WHAT YOU HAVE TO DO: Collect every line in the records below that contains the word "screenshot".

[begin GIVEN RECORDS]

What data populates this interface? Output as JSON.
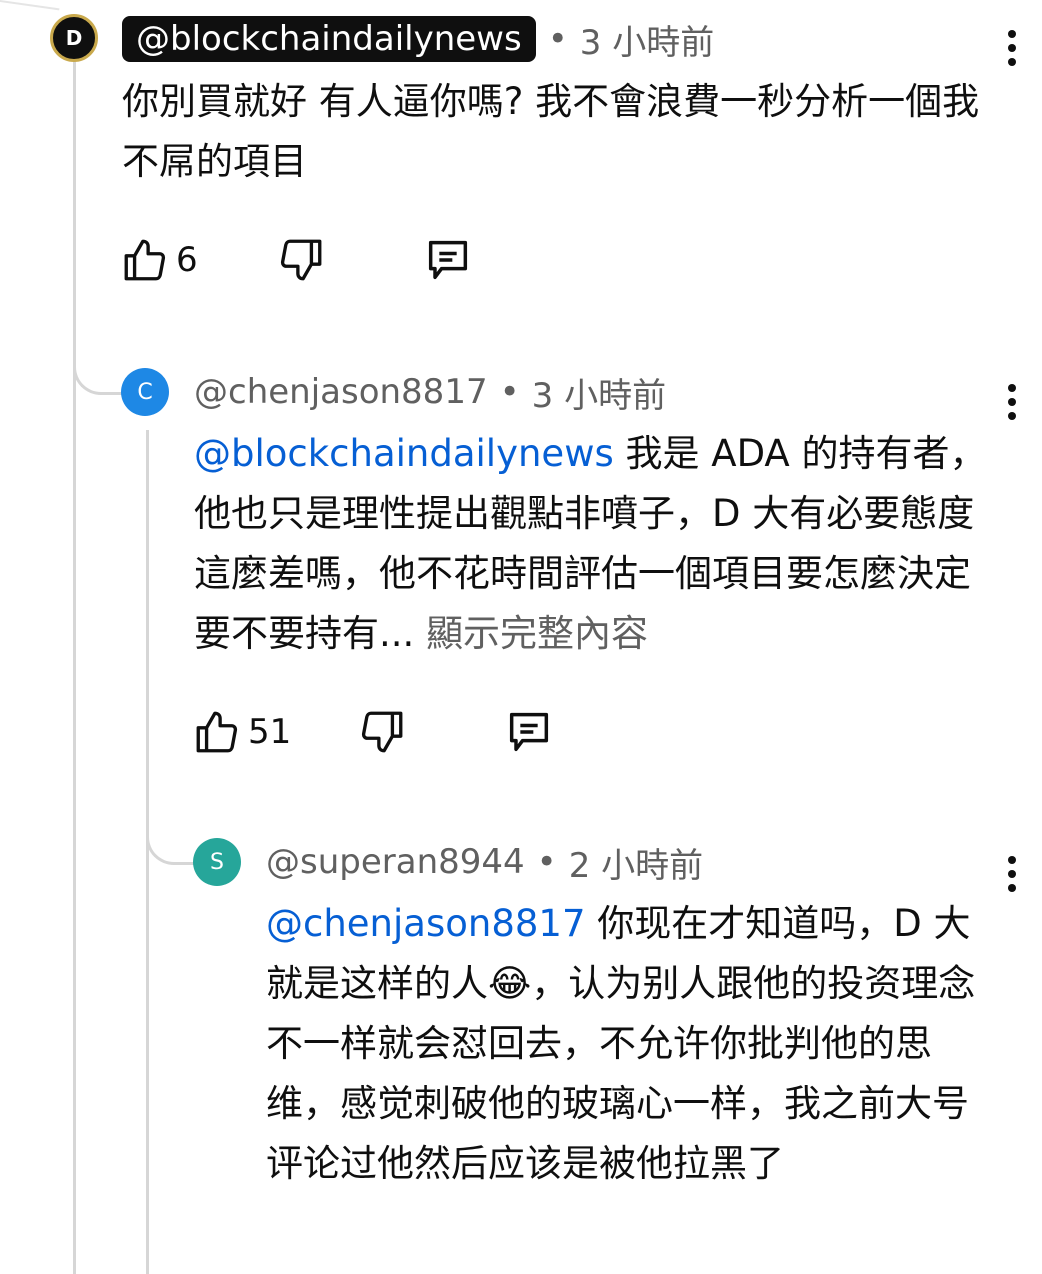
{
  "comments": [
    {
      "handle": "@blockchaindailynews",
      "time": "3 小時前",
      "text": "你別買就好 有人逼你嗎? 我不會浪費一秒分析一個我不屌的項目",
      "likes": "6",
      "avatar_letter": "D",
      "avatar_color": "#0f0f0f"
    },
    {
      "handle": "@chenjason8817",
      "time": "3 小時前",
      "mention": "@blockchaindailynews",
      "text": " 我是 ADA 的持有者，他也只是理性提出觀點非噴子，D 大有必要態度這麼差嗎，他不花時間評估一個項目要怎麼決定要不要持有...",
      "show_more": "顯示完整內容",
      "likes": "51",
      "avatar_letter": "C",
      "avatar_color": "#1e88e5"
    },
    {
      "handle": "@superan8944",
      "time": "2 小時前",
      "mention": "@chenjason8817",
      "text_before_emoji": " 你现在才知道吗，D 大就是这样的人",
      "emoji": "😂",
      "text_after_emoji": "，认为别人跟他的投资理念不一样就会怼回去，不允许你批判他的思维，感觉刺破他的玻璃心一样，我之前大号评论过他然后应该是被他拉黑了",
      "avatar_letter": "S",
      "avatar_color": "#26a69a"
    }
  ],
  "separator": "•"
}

[end GIVEN RECORDS]
[begin GIVEN RECORDS]

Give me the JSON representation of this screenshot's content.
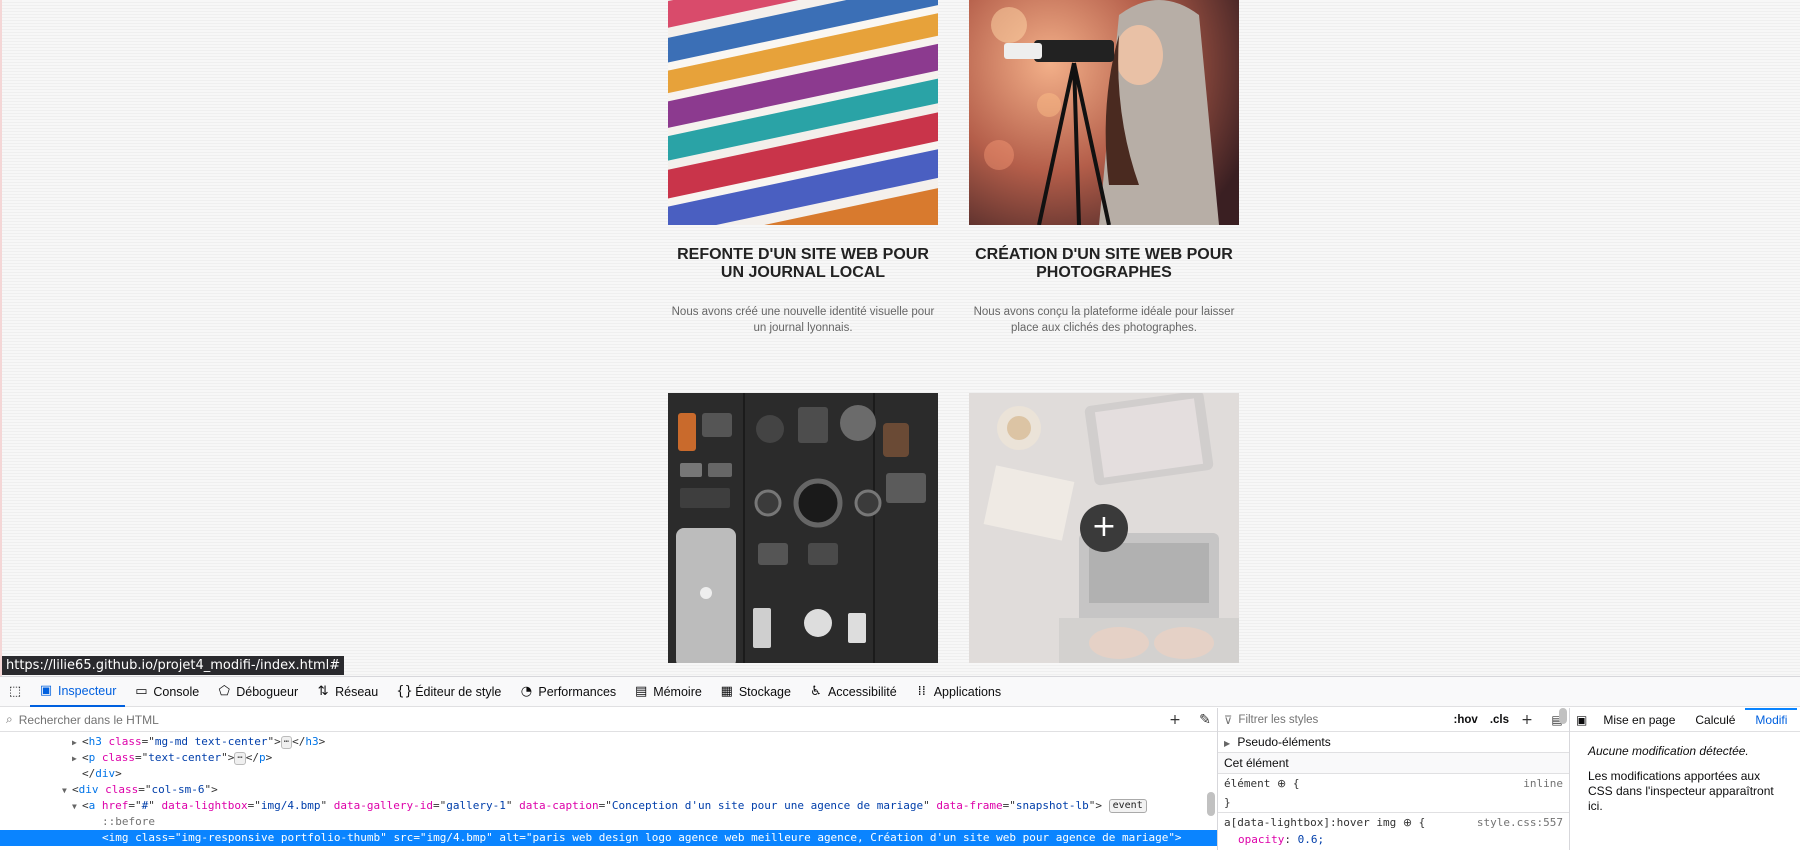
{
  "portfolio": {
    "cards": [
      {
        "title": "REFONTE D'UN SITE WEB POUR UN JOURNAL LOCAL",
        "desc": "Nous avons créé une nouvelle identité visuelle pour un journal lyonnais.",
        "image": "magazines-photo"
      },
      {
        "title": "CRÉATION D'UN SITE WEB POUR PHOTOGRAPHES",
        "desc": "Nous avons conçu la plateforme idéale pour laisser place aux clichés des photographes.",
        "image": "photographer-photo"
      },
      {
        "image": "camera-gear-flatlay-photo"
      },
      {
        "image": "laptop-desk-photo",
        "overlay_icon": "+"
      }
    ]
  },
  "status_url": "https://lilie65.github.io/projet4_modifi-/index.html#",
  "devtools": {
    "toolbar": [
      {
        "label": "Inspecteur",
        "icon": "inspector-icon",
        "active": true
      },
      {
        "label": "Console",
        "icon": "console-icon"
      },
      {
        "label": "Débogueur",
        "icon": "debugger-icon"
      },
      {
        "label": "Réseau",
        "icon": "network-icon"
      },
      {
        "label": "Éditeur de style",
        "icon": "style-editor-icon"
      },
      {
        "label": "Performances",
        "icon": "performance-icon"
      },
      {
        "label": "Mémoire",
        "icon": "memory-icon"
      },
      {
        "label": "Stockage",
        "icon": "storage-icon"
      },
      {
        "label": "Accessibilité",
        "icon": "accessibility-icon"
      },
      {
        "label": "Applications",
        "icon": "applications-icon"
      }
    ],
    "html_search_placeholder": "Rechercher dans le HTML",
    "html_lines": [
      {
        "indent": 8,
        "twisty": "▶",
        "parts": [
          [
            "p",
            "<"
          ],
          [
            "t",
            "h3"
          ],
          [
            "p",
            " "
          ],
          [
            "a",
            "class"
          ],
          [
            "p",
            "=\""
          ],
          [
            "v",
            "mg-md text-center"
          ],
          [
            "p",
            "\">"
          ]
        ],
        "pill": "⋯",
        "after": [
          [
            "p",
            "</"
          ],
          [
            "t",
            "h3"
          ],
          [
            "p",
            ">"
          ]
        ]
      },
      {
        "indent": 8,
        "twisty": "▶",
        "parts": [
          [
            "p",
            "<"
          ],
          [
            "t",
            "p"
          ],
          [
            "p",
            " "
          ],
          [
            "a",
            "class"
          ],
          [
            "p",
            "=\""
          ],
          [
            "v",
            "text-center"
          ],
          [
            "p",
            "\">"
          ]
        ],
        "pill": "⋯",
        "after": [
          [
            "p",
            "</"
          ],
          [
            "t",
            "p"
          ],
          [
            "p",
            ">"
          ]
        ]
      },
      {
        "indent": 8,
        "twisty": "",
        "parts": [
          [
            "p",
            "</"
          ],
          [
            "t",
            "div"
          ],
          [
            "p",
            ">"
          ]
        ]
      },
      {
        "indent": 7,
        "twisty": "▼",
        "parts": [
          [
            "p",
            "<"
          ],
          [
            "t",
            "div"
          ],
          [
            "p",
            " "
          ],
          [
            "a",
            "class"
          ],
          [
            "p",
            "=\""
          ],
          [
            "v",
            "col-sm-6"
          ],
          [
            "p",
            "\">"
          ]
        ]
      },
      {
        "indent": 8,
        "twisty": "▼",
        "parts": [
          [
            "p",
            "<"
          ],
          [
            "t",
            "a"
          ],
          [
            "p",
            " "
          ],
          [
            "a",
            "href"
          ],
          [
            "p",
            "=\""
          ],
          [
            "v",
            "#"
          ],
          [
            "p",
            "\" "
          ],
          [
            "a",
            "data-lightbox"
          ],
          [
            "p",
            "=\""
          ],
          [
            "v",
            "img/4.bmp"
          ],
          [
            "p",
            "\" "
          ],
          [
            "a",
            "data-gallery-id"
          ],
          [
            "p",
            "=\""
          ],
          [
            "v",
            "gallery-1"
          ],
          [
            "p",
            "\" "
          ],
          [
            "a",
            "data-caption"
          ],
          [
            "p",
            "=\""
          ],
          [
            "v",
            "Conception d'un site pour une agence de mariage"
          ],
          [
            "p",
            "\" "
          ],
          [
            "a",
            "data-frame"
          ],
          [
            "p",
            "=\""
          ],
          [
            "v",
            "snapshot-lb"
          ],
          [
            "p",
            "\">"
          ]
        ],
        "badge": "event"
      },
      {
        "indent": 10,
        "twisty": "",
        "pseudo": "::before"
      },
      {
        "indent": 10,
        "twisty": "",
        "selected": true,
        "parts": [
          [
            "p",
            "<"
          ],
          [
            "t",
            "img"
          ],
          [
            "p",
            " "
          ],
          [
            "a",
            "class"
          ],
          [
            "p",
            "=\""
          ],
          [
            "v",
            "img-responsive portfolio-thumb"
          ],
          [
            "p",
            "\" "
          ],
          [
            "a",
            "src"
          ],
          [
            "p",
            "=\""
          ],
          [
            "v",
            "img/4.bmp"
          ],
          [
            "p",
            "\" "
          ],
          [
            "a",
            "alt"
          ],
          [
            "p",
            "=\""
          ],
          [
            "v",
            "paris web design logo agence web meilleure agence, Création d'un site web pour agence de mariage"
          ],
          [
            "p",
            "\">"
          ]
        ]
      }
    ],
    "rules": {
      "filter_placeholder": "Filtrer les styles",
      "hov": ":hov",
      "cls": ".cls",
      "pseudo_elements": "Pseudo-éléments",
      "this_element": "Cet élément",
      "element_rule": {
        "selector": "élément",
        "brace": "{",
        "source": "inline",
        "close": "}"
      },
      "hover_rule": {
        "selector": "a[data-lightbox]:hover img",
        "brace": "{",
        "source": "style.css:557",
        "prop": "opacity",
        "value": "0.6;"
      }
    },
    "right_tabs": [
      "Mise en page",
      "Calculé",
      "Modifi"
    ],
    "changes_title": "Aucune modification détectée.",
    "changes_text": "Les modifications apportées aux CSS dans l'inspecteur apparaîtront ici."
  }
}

[end GIVEN RECORDS]
[begin GIVEN RECORDS]

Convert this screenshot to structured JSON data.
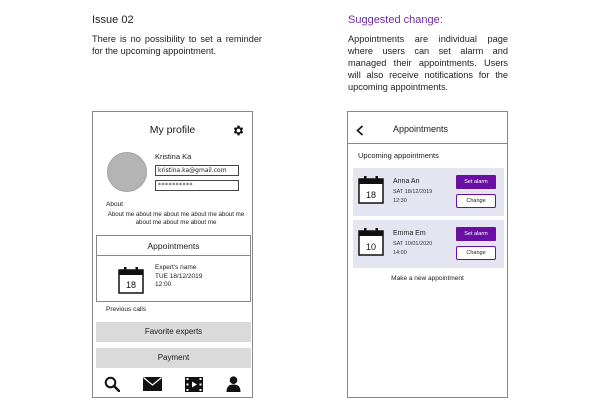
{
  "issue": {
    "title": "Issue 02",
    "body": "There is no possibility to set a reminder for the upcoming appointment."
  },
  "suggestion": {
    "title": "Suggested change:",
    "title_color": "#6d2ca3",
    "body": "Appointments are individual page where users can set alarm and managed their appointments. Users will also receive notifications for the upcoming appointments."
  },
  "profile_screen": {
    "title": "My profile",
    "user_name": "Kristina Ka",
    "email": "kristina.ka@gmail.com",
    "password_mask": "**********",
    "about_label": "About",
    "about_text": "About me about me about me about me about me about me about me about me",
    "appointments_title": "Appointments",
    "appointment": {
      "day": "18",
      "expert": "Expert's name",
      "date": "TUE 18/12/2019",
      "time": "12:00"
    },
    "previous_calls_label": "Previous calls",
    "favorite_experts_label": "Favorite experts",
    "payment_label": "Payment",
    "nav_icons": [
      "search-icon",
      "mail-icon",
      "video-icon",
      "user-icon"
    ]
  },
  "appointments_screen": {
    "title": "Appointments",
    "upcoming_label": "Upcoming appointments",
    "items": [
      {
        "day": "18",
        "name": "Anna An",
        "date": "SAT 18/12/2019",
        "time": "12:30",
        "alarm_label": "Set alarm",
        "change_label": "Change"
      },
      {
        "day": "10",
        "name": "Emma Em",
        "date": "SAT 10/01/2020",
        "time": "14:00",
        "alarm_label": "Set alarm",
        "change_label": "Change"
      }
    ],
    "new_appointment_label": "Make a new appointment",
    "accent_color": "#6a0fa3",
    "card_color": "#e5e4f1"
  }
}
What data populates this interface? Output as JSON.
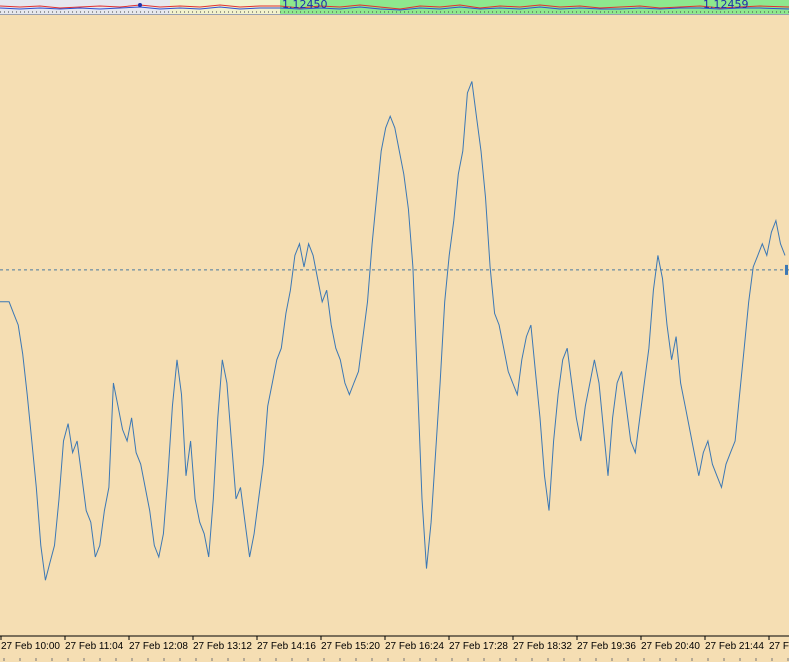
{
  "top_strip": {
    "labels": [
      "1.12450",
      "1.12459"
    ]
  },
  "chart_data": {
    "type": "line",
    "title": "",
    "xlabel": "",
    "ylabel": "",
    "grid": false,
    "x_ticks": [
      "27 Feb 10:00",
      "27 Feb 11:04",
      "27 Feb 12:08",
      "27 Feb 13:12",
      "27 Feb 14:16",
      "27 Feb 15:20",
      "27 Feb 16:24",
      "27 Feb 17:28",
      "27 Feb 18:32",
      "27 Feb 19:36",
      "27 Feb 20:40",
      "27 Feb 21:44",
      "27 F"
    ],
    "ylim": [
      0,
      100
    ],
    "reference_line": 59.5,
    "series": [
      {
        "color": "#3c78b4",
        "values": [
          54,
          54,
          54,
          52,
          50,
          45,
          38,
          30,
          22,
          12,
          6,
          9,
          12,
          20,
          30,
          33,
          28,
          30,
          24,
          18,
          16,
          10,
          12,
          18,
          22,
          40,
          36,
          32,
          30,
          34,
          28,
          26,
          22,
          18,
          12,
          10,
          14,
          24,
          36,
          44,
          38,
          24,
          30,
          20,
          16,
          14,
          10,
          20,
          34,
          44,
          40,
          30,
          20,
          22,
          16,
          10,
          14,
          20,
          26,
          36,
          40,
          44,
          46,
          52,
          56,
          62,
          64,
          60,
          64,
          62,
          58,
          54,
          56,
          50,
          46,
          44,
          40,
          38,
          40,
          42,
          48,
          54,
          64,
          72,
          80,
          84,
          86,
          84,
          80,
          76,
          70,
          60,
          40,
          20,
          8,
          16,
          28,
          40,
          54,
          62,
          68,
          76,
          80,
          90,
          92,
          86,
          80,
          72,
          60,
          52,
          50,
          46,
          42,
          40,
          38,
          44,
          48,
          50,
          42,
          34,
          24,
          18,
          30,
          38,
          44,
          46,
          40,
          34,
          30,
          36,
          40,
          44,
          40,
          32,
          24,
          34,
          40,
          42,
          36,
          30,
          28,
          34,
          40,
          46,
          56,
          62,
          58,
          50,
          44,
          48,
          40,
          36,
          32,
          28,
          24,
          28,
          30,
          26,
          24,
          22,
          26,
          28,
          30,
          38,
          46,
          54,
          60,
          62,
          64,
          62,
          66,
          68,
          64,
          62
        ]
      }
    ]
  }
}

[end GIVEN RECORDS]

ANSWER:
Give me the JSON representation of this screenshot's content.
Convert this screenshot to structured JSON data.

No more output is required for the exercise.